## Exercise prompt
Copy every line of the data in which the word "text" occurs.

## Dataset entries
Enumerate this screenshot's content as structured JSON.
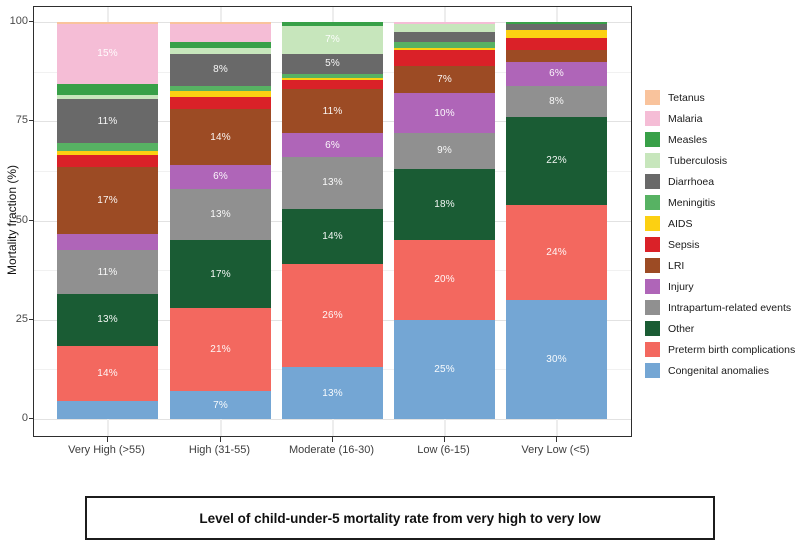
{
  "caption": {
    "text": "Level of child-under-5 mortality rate from very high to very low"
  },
  "chart_data": {
    "type": "bar",
    "stacked": true,
    "title": "",
    "xlabel": "",
    "ylabel": "Mortality fraction (%)",
    "ylim": [
      0,
      100
    ],
    "yticks": [
      0,
      25,
      50,
      75,
      100
    ],
    "yticks_minor": [
      12.5,
      37.5,
      62.5,
      87.5
    ],
    "grid": true,
    "legend_position": "right",
    "label_rule": "segments >= 5% show value as 'N%' in white text",
    "categories": [
      "Very High (>55)",
      "High (31-55)",
      "Moderate (16-30)",
      "Low (6-15)",
      "Very Low (<5)"
    ],
    "series": [
      {
        "name": "Tetanus",
        "color": "#f9c39c",
        "values": [
          0.5,
          0.5,
          0,
          0,
          0
        ]
      },
      {
        "name": "Malaria",
        "color": "#f5bdd6",
        "values": [
          15,
          4.5,
          0,
          0.5,
          0
        ]
      },
      {
        "name": "Measles",
        "color": "#38a048",
        "values": [
          3,
          1.5,
          1,
          0,
          0.5
        ]
      },
      {
        "name": "Tuberculosis",
        "color": "#c7e6bc",
        "values": [
          1,
          1.5,
          7,
          2,
          0
        ]
      },
      {
        "name": "Diarrhoea",
        "color": "#696969",
        "values": [
          11,
          8,
          5,
          2.5,
          1.5
        ]
      },
      {
        "name": "Meningitis",
        "color": "#57b263",
        "values": [
          2,
          1.5,
          1,
          1.5,
          0
        ]
      },
      {
        "name": "AIDS",
        "color": "#fcd012",
        "values": [
          1,
          1.5,
          0.5,
          0.5,
          2
        ]
      },
      {
        "name": "Sepsis",
        "color": "#da2128",
        "values": [
          3,
          3,
          2.5,
          4,
          3
        ]
      },
      {
        "name": "LRI",
        "color": "#9c4b24",
        "values": [
          17,
          14,
          11,
          7,
          3
        ]
      },
      {
        "name": "Injury",
        "color": "#af65b8",
        "values": [
          4,
          6,
          6,
          10,
          6
        ]
      },
      {
        "name": "Intrapartum-related events",
        "color": "#909090",
        "values": [
          11,
          13,
          13,
          9,
          8
        ]
      },
      {
        "name": "Other",
        "color": "#1a5c34",
        "values": [
          13,
          17,
          14,
          18,
          22
        ]
      },
      {
        "name": "Preterm birth complications",
        "color": "#f3685f",
        "values": [
          14,
          21,
          26,
          20,
          24
        ]
      },
      {
        "name": "Congenital anomalies",
        "color": "#74a6d4",
        "values": [
          4.5,
          7,
          13,
          25,
          30
        ]
      }
    ]
  }
}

## The solution
    "text": "Level of child-under-5 mortality rate from very high to very low"
    "label_rule": "segments >= 5% show value as 'N%' in white text",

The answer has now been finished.